▸ Dataset extract

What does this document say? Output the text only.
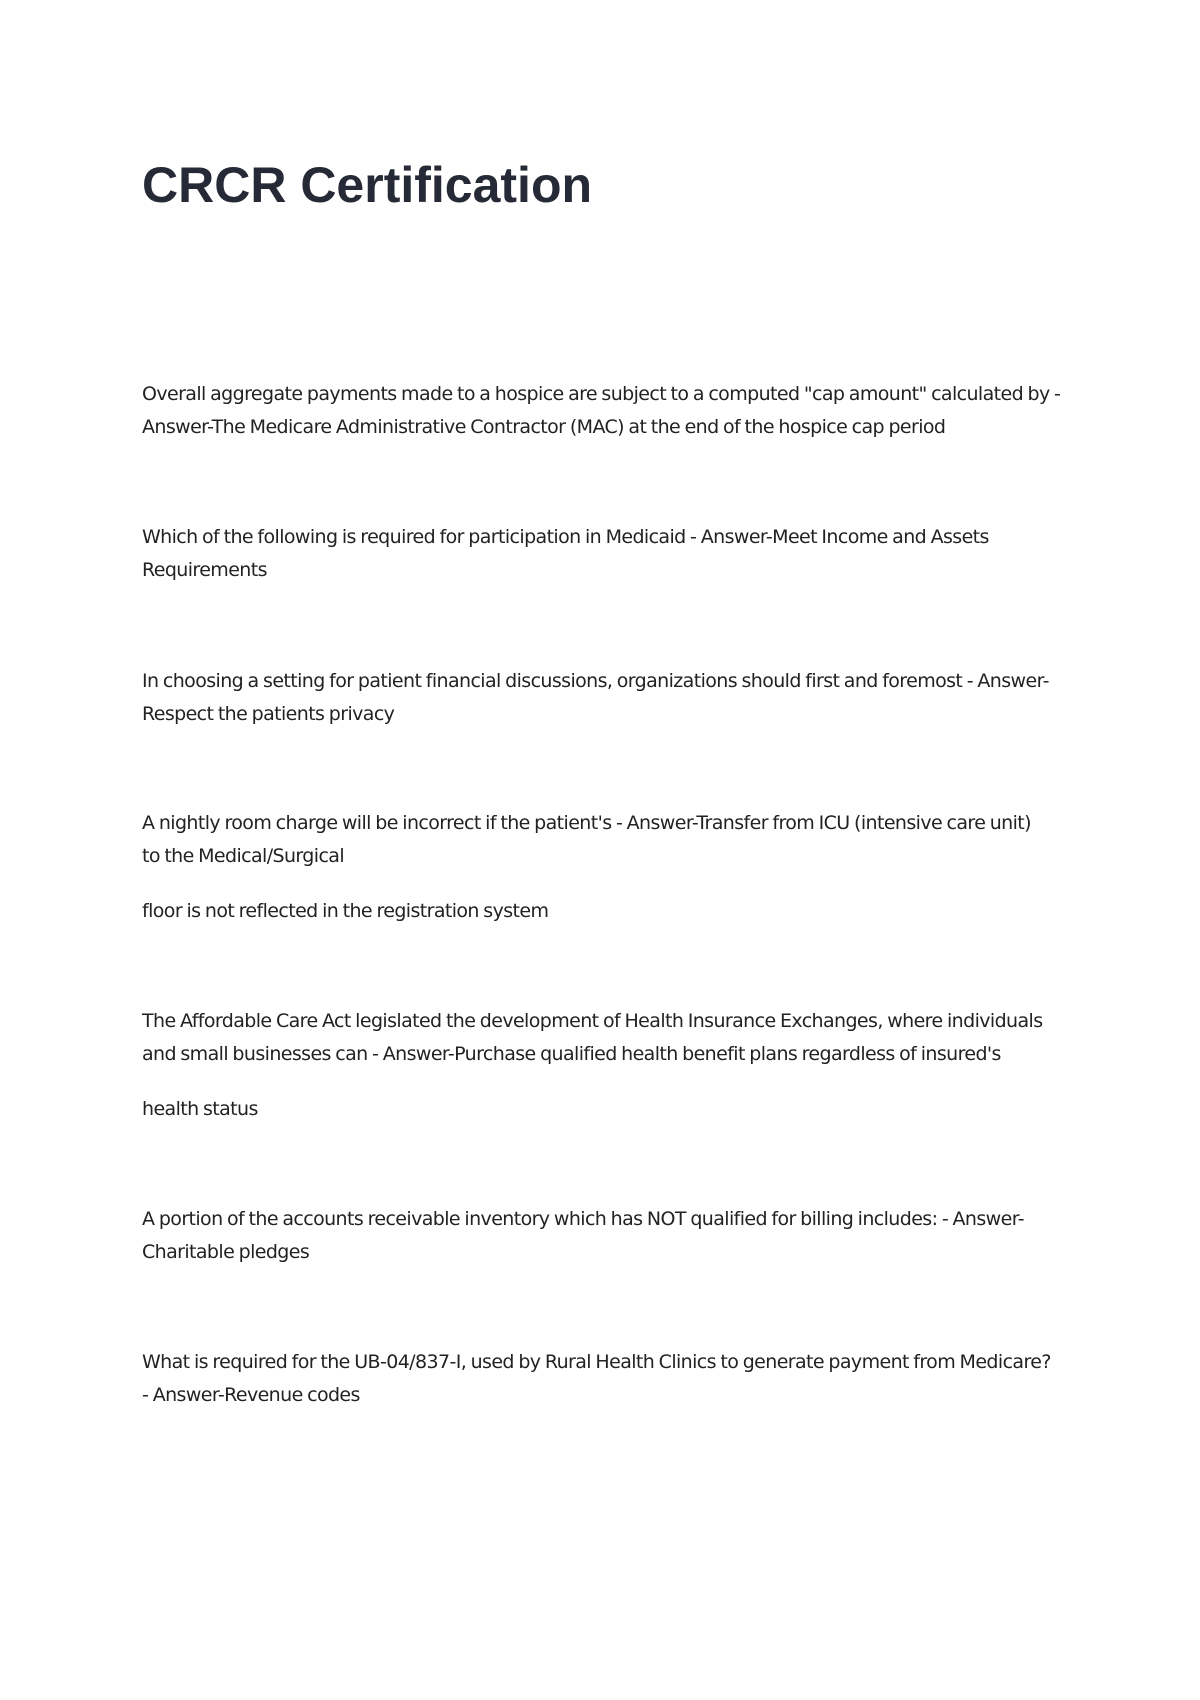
CRCR Certification

Overall aggregate payments made to a hospice are subject to a computed "cap amount" calculated by -
Answer-The Medicare Administrative Contractor (MAC) at the end of the hospice cap period

Which of the following is required for participation in Medicaid - Answer-Meet Income and Assets
Requirements

In choosing a setting for patient financial discussions, organizations should first and foremost - Answer-
Respect the patients privacy

A nightly room charge will be incorrect if the patient's - Answer-Transfer from ICU (intensive care unit)
to the Medical/Surgical
floor is not reflected in the registration system

The Affordable Care Act legislated the development of Health Insurance Exchanges, where individuals
and small businesses can - Answer-Purchase qualified health benefit plans regardless of insured's
health status

A portion of the accounts receivable inventory which has NOT qualified for billing includes: - Answer-
Charitable pledges

What is required for the UB-04/837-I, used by Rural Health Clinics to generate payment from Medicare?
- Answer-Revenue codes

▸ Task requirements
Which lines hold the word "What"? Copy each of them from the records.

▸ Result for this task
What does this document say? Output the text only.
What is required for the UB-04/837-I, used by Rural Health Clinics to generate payment from Medicare?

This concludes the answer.